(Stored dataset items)
######

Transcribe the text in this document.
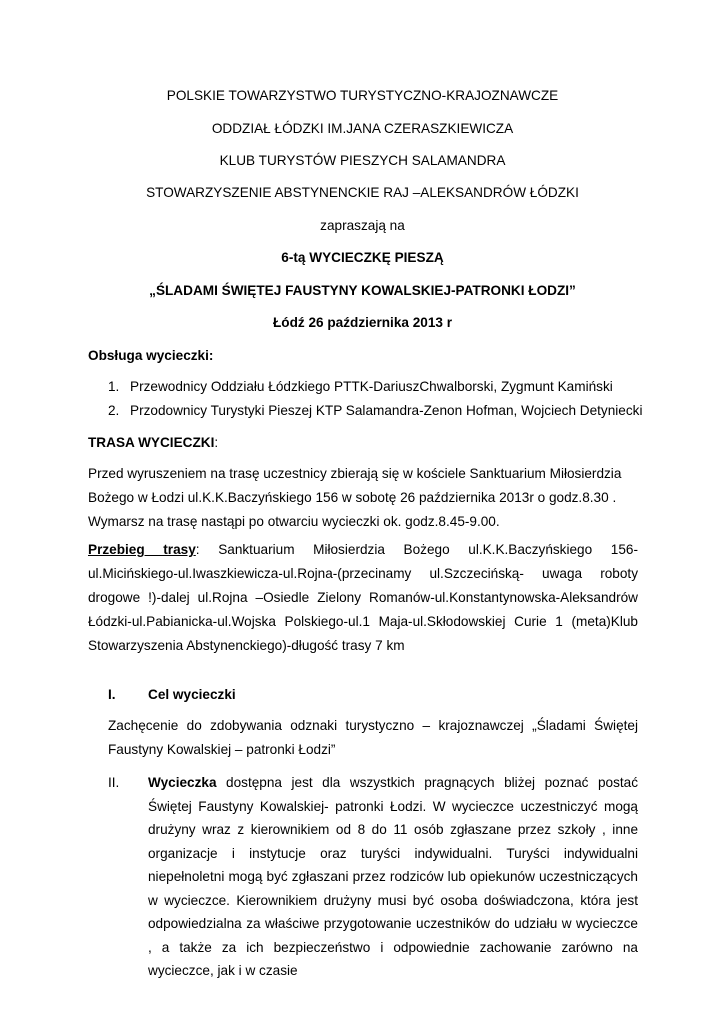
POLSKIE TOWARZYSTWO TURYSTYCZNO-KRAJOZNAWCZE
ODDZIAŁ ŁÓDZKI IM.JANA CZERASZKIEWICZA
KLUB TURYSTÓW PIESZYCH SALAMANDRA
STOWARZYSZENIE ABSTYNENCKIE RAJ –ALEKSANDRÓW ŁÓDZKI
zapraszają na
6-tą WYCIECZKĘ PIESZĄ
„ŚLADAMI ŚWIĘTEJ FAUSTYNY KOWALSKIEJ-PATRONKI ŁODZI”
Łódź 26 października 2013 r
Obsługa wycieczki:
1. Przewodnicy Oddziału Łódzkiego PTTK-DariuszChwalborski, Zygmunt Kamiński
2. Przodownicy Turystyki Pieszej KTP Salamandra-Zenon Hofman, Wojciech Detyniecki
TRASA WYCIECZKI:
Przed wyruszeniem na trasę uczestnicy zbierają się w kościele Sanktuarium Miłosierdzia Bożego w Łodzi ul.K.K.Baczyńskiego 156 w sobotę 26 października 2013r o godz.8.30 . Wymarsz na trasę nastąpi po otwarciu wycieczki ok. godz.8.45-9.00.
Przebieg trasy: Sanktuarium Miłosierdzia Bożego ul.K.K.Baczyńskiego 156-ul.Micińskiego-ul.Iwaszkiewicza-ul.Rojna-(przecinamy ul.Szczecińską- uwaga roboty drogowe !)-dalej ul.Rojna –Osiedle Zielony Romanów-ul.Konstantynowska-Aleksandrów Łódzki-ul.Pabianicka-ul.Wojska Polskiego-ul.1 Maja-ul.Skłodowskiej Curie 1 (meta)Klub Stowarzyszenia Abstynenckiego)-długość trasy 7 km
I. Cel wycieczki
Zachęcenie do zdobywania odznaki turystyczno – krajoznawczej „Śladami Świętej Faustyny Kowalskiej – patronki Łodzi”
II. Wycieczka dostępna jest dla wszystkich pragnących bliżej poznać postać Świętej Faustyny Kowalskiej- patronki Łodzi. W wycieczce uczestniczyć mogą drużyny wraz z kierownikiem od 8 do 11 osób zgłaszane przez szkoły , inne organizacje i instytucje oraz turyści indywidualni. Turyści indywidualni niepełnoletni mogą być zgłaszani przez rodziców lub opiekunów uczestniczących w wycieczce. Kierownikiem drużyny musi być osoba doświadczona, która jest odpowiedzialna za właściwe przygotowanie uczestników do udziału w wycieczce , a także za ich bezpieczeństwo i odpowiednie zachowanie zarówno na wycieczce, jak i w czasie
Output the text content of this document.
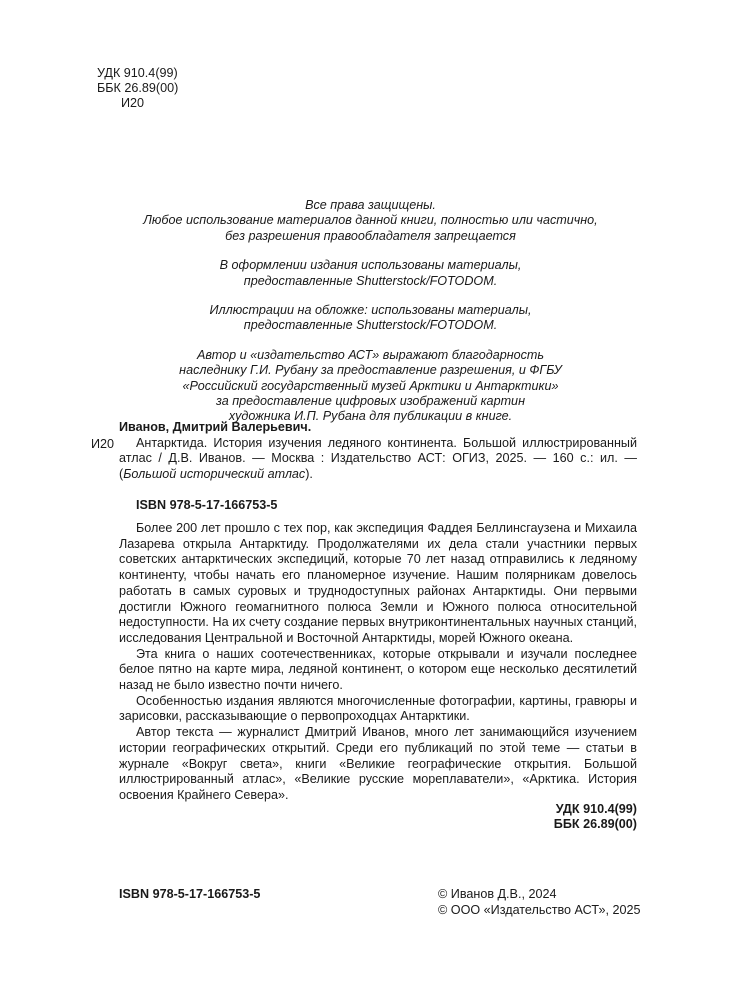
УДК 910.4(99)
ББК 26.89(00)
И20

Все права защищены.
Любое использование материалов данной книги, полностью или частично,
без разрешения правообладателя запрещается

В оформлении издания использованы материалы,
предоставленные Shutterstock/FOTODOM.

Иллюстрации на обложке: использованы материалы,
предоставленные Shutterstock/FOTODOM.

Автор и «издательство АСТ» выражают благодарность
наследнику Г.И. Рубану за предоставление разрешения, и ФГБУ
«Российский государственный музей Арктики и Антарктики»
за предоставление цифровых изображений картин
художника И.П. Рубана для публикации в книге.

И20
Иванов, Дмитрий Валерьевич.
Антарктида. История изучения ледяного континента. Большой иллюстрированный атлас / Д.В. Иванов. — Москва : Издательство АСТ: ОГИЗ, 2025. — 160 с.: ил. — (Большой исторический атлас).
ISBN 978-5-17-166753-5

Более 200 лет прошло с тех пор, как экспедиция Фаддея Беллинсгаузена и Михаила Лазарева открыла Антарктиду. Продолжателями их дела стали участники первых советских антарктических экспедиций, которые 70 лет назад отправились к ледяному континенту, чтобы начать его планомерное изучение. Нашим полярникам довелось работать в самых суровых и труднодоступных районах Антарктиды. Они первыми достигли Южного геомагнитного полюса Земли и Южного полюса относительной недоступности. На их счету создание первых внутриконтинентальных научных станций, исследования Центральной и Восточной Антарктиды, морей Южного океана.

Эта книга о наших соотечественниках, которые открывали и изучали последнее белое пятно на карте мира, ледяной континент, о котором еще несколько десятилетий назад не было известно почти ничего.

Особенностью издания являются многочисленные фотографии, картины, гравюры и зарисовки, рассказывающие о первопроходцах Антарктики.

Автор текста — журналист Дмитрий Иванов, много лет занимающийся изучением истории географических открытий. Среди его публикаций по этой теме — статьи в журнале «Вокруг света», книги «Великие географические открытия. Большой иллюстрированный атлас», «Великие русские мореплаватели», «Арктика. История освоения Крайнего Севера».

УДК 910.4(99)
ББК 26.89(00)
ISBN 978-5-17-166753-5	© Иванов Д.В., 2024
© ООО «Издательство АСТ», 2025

######

Tally the lines above containing "text". Answer with the count only.

2